- Your goal
Could you print the rows word for word, starting at the first one and stopping after the line that contains "x-tick-label: 2015.08 bbox=[195, 339, 246, 355]"?

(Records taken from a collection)
— START —

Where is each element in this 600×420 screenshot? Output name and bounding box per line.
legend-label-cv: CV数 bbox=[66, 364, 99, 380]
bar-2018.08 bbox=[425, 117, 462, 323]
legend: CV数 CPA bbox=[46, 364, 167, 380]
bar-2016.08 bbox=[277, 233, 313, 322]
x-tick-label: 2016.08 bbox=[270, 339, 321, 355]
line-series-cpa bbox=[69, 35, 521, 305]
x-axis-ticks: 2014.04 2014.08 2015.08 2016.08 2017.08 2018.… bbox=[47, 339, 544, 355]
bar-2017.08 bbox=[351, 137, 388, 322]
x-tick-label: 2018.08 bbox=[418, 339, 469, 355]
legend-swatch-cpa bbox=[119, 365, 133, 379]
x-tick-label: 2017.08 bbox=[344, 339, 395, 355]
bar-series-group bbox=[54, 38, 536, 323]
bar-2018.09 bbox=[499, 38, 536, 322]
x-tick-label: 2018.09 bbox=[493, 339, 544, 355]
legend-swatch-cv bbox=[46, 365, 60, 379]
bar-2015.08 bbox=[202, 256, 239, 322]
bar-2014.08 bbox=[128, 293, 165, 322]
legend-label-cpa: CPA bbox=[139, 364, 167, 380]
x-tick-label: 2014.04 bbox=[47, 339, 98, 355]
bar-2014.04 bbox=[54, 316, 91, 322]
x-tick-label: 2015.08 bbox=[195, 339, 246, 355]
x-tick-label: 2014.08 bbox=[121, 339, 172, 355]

— END —

- Exercise response
Where is each element in this 600×420 screenshot? Output name and bounding box per line.
legend-label-cv: CV数 bbox=[66, 364, 99, 380]
bar-2018.08 bbox=[425, 117, 462, 323]
legend: CV数 CPA bbox=[46, 364, 167, 380]
bar-2016.08 bbox=[277, 233, 313, 322]
x-tick-label: 2016.08 bbox=[270, 339, 321, 355]
line-series-cpa bbox=[69, 35, 521, 305]
x-axis-ticks: 2014.04 2014.08 2015.08 2016.08 2017.08 2018.… bbox=[47, 339, 544, 355]
bar-2017.08 bbox=[351, 137, 388, 322]
x-tick-label: 2018.08 bbox=[418, 339, 469, 355]
legend-swatch-cpa bbox=[119, 365, 133, 379]
x-tick-label: 2017.08 bbox=[344, 339, 395, 355]
bar-series-group bbox=[54, 38, 536, 323]
bar-2018.09 bbox=[499, 38, 536, 322]
x-tick-label: 2018.09 bbox=[493, 339, 544, 355]
legend-swatch-cv bbox=[46, 365, 60, 379]
bar-2015.08 bbox=[202, 256, 239, 322]
bar-2014.08 bbox=[128, 293, 165, 322]
legend-label-cpa: CPA bbox=[139, 364, 167, 380]
x-tick-label: 2014.04 bbox=[47, 339, 98, 355]
bar-2014.04 bbox=[54, 316, 91, 322]
x-tick-label: 2015.08 bbox=[195, 339, 246, 355]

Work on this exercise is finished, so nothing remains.